Find how many lines contain "nhìn" and state only that number.
·····
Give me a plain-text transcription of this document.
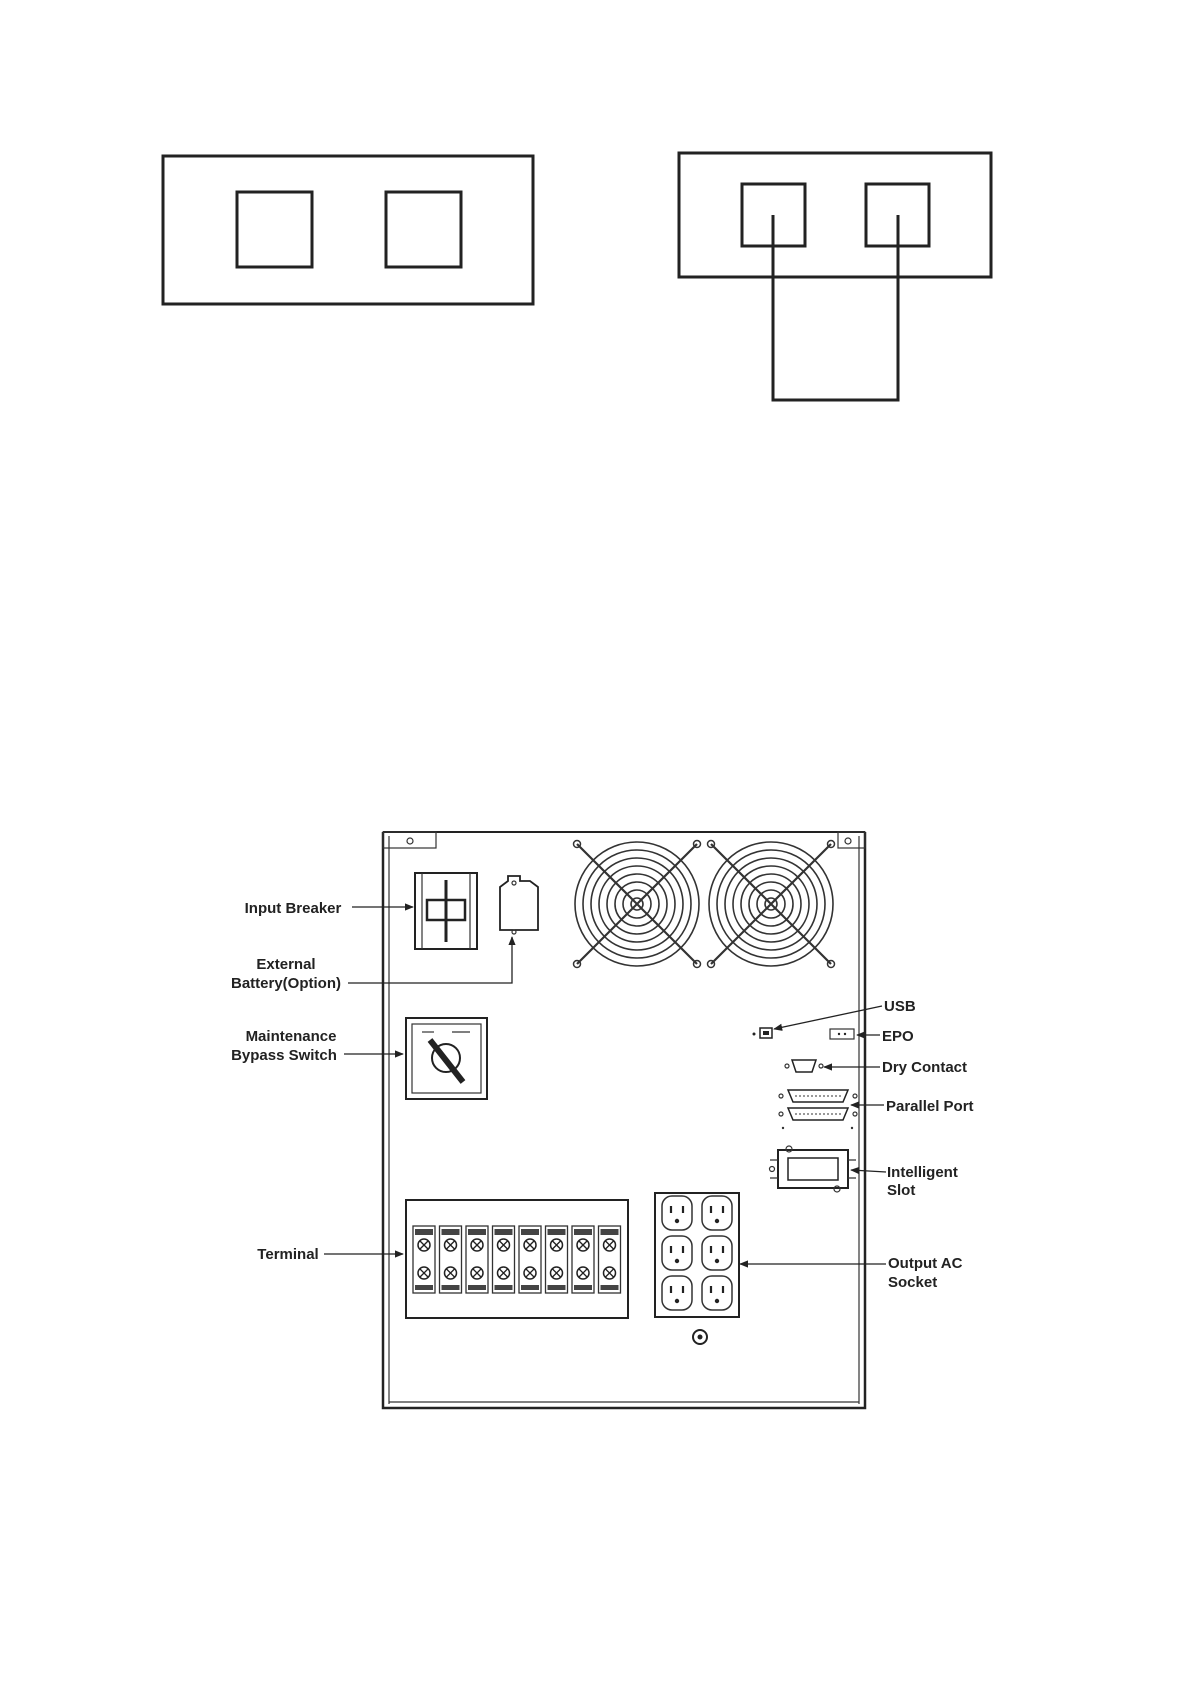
Input Breaker
External
Battery(Option)
Maintenance
Bypass Switch
Terminal
USB
EPO
Dry Contact
Parallel Port
Intelligent
Slot
Output AC
Socket
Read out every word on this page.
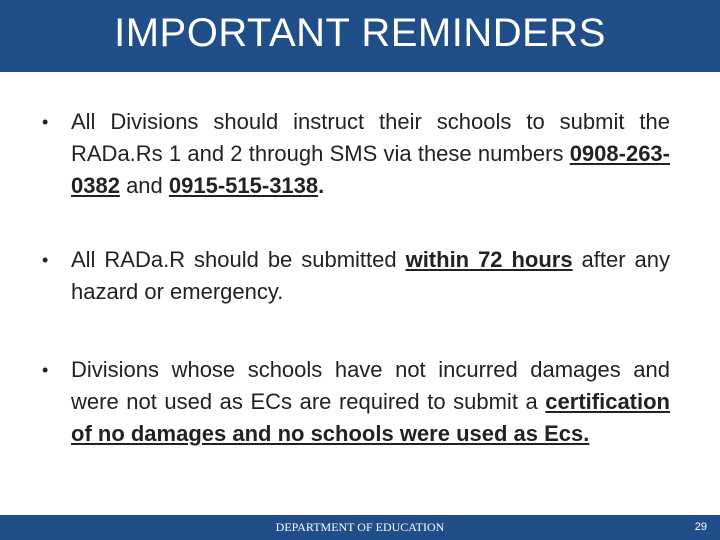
IMPORTANT REMINDERS
•	All Divisions should instruct their schools to submit the RADa.Rs 1 and 2 through SMS via these numbers 0908-263-0382 and 0915-515-3138.
•	All RADa.R should be submitted within 72 hours after any hazard or emergency.
•	Divisions whose schools have not incurred damages and were not used as ECs are required to submit a certification of no damages and no schools were used as Ecs.
DEPARTMENT OF EDUCATION	29
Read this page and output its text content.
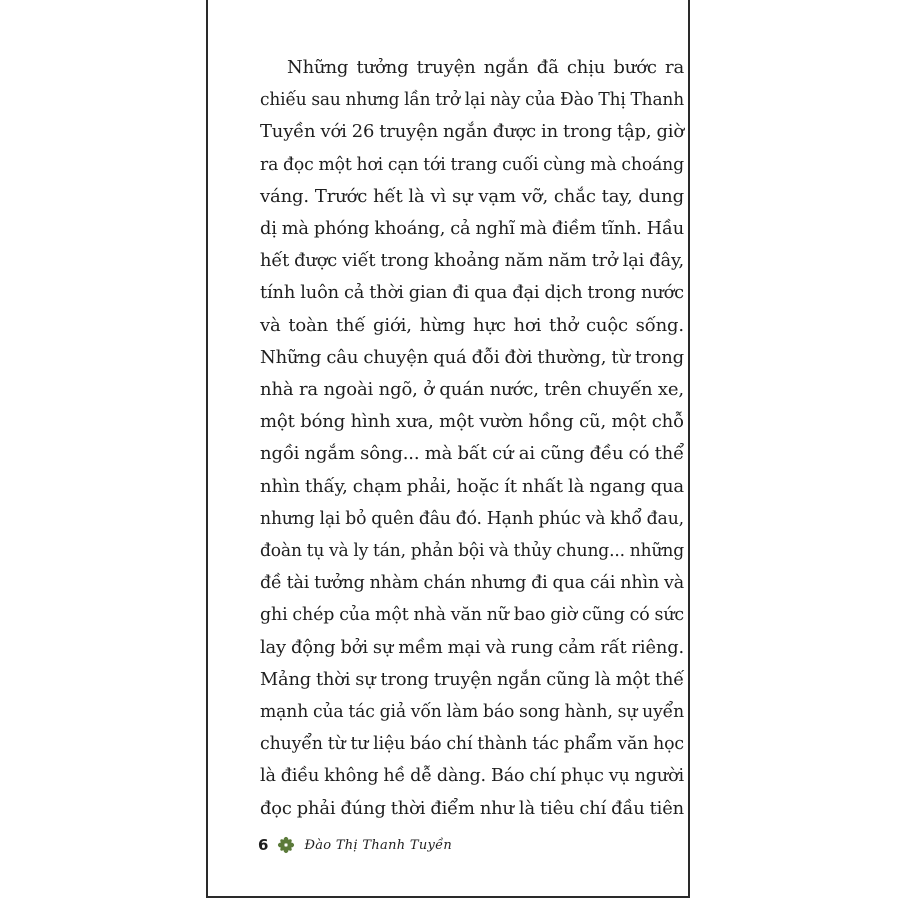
Những tưởng truyện ngắn đã chịu bước ra
chiếu sau nhưng lần trở lại này của Đào Thị Thanh
Tuyền với 26 truyện ngắn được in trong tập, giờ
ra đọc một hơi cạn tới trang cuối cùng mà choáng
váng. Trước hết là vì sự vạm vỡ, chắc tay, dung
dị mà phóng khoáng, cả nghĩ mà điềm tĩnh. Hầu
hết được viết trong khoảng năm năm trở lại đây,
tính luôn cả thời gian đi qua đại dịch trong nước
và toàn thế giới, hừng hực hơi thở cuộc sống.
Những câu chuyện quá đỗi đời thường, từ trong
nhà ra ngoài ngõ, ở quán nước, trên chuyến xe,
một bóng hình xưa, một vườn hồng cũ, một chỗ
ngồi ngắm sông... mà bất cứ ai cũng đều có thể
nhìn thấy, chạm phải, hoặc ít nhất là ngang qua
nhưng lại bỏ quên đâu đó. Hạnh phúc và khổ đau,
đoàn tụ và ly tán, phản bội và thủy chung... những
đề tài tưởng nhàm chán nhưng đi qua cái nhìn và
ghi chép của một nhà văn nữ bao giờ cũng có sức
lay động bởi sự mềm mại và rung cảm rất riêng.
Mảng thời sự trong truyện ngắn cũng là một thế
mạnh của tác giả vốn làm báo song hành, sự uyển
chuyển từ tư liệu báo chí thành tác phẩm văn học
là điều không hề dễ dàng. Báo chí phục vụ người
đọc phải đúng thời điểm như là tiêu chí đầu tiên
6	Đào Thị Thanh Tuyền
·····
TASK RESPONSE:
2